** BEGIN Record extracts **
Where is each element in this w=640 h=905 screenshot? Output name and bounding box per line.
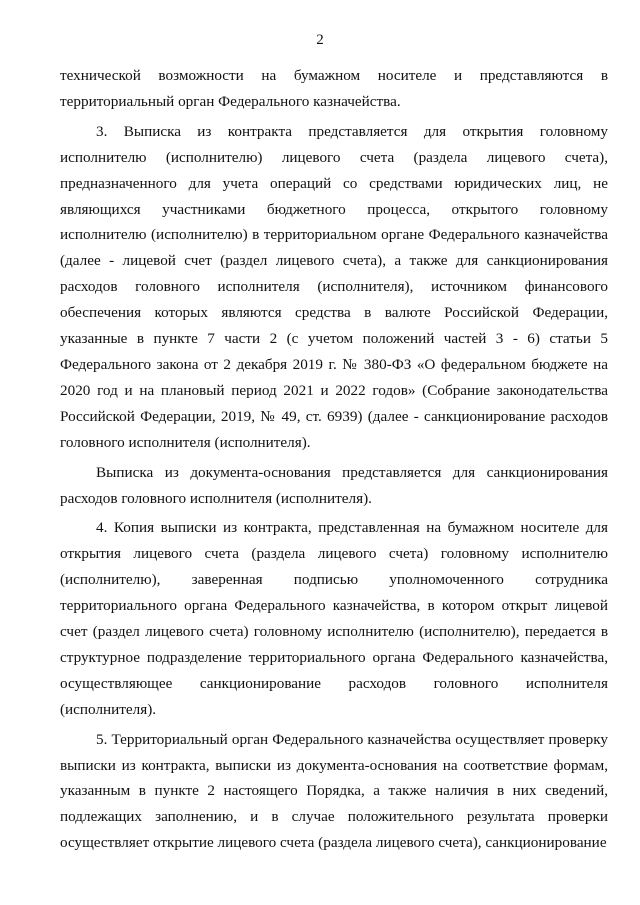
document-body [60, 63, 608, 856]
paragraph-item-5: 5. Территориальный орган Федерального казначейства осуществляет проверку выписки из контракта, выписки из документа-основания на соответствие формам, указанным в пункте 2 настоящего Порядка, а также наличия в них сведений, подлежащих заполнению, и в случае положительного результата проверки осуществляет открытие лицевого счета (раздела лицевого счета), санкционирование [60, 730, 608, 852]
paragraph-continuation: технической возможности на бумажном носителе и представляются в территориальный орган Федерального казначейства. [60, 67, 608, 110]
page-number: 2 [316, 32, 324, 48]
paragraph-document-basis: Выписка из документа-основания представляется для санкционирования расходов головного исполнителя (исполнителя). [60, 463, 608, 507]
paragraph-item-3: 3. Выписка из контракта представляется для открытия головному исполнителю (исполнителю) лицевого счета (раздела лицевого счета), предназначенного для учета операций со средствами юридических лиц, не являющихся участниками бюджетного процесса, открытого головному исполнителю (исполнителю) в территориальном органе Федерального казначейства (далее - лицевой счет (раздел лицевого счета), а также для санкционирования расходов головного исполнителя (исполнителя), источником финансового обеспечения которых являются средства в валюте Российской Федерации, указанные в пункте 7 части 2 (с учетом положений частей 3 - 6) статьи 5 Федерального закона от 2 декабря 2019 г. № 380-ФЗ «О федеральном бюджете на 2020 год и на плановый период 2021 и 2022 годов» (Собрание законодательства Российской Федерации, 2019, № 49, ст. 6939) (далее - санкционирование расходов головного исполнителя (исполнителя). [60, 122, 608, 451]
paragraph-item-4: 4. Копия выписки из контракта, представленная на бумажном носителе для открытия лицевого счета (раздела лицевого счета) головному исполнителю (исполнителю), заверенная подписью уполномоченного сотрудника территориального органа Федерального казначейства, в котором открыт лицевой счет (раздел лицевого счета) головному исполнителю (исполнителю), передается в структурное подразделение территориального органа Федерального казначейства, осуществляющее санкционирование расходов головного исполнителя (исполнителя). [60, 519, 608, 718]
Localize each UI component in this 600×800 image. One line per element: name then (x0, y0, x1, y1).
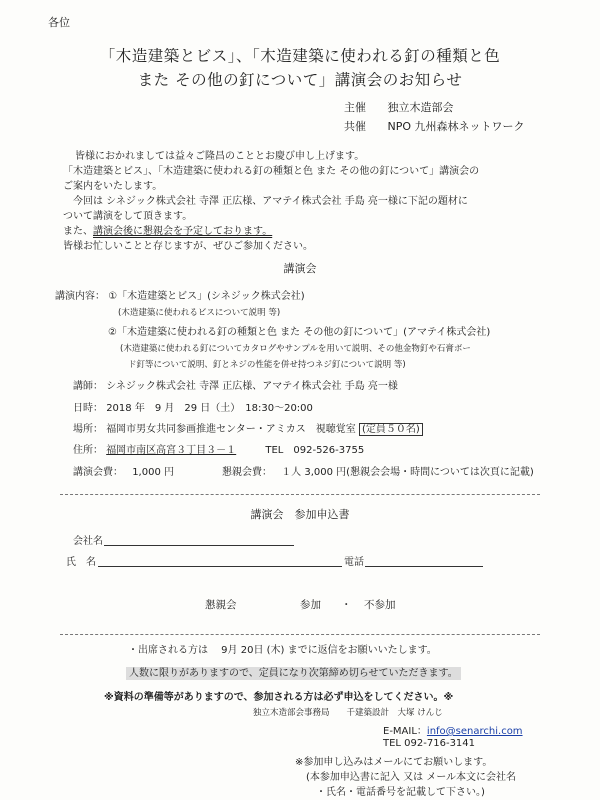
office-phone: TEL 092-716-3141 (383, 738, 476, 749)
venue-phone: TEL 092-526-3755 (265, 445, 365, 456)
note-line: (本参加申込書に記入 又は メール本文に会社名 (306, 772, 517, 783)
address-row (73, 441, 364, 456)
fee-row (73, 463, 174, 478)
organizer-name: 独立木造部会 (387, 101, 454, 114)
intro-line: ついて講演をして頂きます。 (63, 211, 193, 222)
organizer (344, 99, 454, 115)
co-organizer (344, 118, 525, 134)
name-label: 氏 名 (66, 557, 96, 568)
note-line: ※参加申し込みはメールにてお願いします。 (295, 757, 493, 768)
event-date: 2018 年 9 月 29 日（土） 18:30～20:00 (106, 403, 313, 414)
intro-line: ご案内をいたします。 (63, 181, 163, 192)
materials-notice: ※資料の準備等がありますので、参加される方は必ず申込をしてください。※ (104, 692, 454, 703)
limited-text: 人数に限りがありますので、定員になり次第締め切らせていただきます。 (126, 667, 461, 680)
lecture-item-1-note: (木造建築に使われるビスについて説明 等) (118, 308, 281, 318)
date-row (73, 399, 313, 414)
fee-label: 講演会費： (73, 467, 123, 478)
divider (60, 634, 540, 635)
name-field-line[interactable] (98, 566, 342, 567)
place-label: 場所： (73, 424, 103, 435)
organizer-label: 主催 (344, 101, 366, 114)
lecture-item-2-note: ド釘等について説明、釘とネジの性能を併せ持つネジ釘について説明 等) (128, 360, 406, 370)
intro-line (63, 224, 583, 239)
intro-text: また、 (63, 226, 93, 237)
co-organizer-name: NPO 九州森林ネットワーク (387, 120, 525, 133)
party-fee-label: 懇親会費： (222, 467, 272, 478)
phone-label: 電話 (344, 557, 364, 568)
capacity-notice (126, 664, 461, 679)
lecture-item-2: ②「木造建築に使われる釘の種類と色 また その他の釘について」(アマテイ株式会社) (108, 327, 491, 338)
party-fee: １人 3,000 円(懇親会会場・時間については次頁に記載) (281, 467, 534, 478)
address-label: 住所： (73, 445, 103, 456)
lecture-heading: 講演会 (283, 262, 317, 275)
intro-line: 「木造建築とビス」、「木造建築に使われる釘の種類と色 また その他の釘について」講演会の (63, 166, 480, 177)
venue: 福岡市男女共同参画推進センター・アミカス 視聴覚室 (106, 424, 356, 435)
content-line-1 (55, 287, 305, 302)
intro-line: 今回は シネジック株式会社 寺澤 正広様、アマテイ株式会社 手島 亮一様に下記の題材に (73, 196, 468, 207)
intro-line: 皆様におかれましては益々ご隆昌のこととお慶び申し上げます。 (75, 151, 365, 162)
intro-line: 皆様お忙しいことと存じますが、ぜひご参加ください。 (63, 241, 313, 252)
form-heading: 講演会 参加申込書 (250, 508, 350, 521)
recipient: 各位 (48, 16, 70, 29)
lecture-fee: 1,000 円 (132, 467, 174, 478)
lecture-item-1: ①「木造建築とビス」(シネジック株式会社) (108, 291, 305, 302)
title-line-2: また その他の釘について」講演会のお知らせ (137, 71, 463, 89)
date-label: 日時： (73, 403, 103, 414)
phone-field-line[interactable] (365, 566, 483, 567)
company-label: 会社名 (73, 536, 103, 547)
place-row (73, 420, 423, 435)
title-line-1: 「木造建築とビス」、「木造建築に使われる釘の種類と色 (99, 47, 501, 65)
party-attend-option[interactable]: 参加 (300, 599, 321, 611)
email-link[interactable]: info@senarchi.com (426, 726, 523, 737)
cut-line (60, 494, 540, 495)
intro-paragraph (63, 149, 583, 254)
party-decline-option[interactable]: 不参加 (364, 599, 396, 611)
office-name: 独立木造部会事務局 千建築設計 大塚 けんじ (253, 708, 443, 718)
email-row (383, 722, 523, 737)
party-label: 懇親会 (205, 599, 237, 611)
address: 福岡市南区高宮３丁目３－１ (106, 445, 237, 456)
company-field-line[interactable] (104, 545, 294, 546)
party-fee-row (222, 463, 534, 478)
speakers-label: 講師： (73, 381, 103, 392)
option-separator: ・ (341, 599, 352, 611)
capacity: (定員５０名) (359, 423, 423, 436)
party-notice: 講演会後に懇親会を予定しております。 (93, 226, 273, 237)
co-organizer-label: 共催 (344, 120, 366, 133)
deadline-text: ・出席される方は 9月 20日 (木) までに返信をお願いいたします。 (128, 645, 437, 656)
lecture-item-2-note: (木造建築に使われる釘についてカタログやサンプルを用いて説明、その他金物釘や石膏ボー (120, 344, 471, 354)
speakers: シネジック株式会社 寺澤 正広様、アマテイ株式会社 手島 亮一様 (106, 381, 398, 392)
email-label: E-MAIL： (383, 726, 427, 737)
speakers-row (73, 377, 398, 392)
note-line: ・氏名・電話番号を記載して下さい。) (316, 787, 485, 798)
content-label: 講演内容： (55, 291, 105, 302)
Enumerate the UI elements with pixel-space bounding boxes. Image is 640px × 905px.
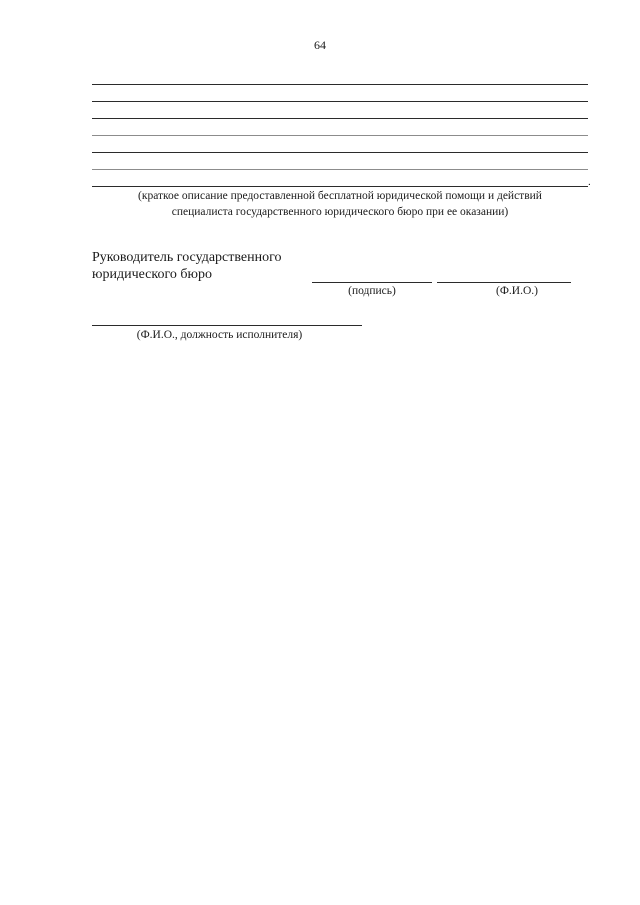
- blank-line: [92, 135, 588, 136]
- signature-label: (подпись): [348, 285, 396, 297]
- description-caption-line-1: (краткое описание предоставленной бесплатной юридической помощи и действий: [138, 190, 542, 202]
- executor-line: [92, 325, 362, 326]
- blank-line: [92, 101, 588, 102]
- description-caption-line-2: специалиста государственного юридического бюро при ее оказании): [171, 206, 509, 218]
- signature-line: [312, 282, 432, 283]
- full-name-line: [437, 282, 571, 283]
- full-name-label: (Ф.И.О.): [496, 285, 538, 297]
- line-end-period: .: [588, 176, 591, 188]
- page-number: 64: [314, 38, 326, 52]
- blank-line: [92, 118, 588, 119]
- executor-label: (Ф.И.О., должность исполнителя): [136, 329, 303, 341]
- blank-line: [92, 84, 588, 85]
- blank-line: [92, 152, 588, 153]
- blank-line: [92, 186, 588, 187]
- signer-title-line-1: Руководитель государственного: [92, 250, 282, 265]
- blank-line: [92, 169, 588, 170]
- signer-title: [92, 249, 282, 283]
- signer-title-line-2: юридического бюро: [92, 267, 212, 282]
** END Record extracts **
> What you have to do: Rewrite the lines from the one containing "office-phone: TEL 092-716-3141" through the one containing "lecture-item-2: ②「木造建築に使われる釘の種類と色 また", changing "note-line" to "notice-line" and leaving everything else as it is. Return only those lines.

> Answer to the task:
office-phone: TEL 092-716-3141 (383, 738, 476, 749)
venue-phone: TEL 092-526-3755 (265, 445, 365, 456)
notice-line: (本参加申込書に記入 又は メール本文に会社名 (306, 772, 517, 783)
address-row (73, 441, 364, 456)
fee-row (73, 463, 174, 478)
organizer-name: 独立木造部会 (387, 101, 454, 114)
intro-line: ついて講演をして頂きます。 (63, 211, 193, 222)
organizer (344, 99, 454, 115)
co-organizer (344, 118, 525, 134)
name-label: 氏 名 (66, 557, 96, 568)
notice-line: ※参加申し込みはメールにてお願いします。 (295, 757, 493, 768)
event-date: 2018 年 9 月 29 日（土） 18:30～20:00 (106, 403, 313, 414)
intro-line: ご案内をいたします。 (63, 181, 163, 192)
materials-notice: ※資料の準備等がありますので、参加される方は必ず申込をしてください。※ (104, 692, 454, 703)
limited-text: 人数に限りがありますので、定員になり次第締め切らせていただきます。 (126, 667, 461, 680)
lecture-item-1-note: (木造建築に使われるビスについて説明 等) (118, 308, 281, 318)
date-row (73, 399, 313, 414)
fee-label: 講演会費： (73, 467, 123, 478)
divider (60, 634, 540, 635)
name-field-line[interactable] (98, 566, 342, 567)
place-label: 場所： (73, 424, 103, 435)
organizer-label: 主催 (344, 101, 366, 114)
lecture-item-2-note: ド釘等について説明、釘とネジの性能を併せ持つネジ釘について説明 等) (128, 360, 406, 370)
intro-line (63, 224, 583, 239)
intro-text: また、 (63, 226, 93, 237)
co-organizer-name: NPO 九州森林ネットワーク (387, 120, 525, 133)
party-fee-label: 懇親会費： (222, 467, 272, 478)
phone-label: 電話 (344, 557, 364, 568)
capacity-notice (126, 664, 461, 679)
lecture-item-2: ②「木造建築に使われる釘の種類と色 また その他の釘について」(アマテイ株式会社) (108, 327, 491, 338)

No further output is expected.